Lay out every line of the records below as a numbered list, omitting blank lines. Leave the pictures out of your answer.

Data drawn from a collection

[start]

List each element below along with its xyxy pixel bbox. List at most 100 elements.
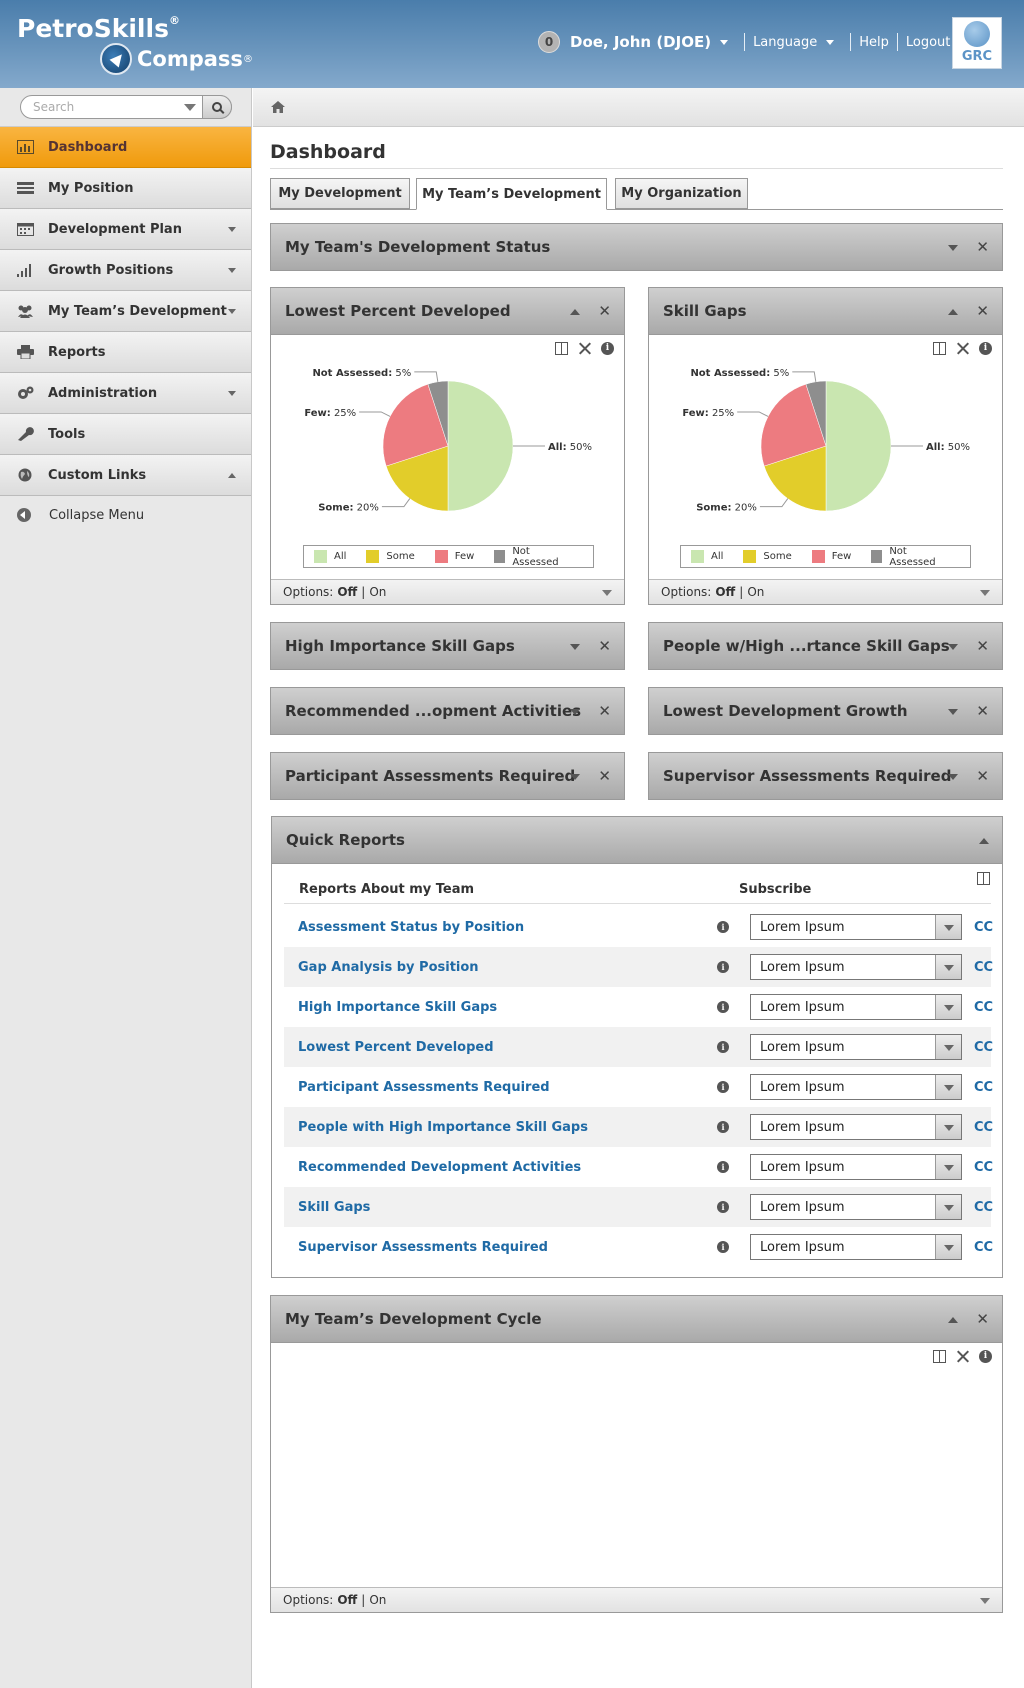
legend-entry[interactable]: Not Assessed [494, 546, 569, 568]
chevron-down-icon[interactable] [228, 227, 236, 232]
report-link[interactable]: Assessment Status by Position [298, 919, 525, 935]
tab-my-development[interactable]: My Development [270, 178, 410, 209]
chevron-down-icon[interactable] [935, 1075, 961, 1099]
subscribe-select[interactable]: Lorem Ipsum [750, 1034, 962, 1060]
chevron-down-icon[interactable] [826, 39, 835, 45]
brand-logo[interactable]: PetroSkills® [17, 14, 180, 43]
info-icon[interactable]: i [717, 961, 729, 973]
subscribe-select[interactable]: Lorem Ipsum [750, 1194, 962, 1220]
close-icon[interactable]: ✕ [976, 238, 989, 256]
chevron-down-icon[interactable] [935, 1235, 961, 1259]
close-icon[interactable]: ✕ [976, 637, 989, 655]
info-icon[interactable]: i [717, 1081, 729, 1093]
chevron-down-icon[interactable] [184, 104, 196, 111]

[end]

Response to this exercise
1. List each element below along with its xyxy pixel bbox. List at most 100 elements.
2. legend-entry[interactable]: Not Assessed [494, 546, 569, 568]
3. chevron-down-icon[interactable] [228, 227, 236, 232]
4. report-link[interactable]: Assessment Status by Position [298, 919, 525, 935]
5. tab-my-development[interactable]: My Development [270, 178, 410, 209]
6. chevron-down-icon[interactable] [935, 1075, 961, 1099]
7. subscribe-select[interactable]: Lorem Ipsum [750, 1034, 962, 1060]
8. chevron-down-icon[interactable] [826, 39, 835, 45]
9. brand-logo[interactable]: PetroSkills® [17, 14, 180, 43]
10. info-icon[interactable]: i [717, 961, 729, 973]
11. subscribe-select[interactable]: Lorem Ipsum [750, 1194, 962, 1220]
12. close-icon[interactable]: ✕ [976, 238, 989, 256]
13. chevron-down-icon[interactable] [935, 1235, 961, 1259]
14. close-icon[interactable]: ✕ [976, 637, 989, 655]
15. info-icon[interactable]: i [717, 1081, 729, 1093]
16. chevron-down-icon[interactable] [184, 104, 196, 111]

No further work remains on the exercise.